Material for this task:
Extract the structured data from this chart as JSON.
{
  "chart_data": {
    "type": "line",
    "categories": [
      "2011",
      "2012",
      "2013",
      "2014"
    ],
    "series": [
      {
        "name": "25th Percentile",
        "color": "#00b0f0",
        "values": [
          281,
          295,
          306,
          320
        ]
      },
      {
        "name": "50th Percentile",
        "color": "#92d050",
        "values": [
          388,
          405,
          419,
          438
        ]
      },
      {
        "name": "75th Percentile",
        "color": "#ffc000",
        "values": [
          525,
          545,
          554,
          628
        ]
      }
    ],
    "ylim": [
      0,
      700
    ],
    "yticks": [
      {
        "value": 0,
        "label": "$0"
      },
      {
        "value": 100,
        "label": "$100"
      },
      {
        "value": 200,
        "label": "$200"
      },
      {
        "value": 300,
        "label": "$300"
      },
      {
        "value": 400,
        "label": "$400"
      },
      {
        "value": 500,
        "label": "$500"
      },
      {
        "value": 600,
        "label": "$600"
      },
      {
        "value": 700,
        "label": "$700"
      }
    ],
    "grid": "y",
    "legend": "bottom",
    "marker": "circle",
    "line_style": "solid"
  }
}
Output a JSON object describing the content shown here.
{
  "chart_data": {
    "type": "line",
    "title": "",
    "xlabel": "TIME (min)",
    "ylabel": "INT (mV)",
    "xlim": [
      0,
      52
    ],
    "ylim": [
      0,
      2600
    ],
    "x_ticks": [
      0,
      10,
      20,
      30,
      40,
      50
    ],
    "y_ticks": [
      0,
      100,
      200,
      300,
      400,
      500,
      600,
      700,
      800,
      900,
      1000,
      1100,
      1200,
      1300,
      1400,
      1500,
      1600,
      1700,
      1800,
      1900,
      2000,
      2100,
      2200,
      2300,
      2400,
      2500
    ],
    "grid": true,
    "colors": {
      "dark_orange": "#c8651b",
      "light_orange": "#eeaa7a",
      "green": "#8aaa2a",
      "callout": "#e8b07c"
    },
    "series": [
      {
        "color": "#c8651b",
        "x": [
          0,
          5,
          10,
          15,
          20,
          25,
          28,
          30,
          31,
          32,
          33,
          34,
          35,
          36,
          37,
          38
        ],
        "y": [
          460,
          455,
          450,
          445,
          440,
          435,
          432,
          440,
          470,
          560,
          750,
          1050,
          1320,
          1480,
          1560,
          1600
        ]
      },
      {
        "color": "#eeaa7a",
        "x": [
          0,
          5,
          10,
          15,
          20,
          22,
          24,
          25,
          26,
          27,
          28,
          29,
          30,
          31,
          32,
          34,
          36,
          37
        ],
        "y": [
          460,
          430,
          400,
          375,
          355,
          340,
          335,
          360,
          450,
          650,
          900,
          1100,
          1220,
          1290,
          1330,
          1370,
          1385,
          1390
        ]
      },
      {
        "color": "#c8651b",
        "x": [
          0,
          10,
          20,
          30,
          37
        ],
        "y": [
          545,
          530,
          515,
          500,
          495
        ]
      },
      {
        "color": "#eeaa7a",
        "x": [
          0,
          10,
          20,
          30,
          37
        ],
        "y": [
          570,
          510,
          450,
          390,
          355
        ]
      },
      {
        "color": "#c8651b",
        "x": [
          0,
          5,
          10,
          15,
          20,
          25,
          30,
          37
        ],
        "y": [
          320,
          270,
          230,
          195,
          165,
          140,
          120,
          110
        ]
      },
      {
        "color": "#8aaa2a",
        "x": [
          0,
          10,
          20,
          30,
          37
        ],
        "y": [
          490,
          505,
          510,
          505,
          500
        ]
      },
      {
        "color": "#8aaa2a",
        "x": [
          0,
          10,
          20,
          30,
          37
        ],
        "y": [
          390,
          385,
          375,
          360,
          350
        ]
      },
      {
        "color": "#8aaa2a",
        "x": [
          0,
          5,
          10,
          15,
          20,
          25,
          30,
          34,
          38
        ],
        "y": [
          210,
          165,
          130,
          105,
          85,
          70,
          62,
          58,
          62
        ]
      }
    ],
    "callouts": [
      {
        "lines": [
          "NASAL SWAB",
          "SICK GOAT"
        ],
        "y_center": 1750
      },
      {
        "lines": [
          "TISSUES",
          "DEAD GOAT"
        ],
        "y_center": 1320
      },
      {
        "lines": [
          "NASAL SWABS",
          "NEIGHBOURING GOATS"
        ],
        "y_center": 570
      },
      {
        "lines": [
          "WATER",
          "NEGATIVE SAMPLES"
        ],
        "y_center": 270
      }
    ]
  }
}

What you have to do:
Exactly how many lines contain "Percentile"? State the number and nothing else.

Result:
3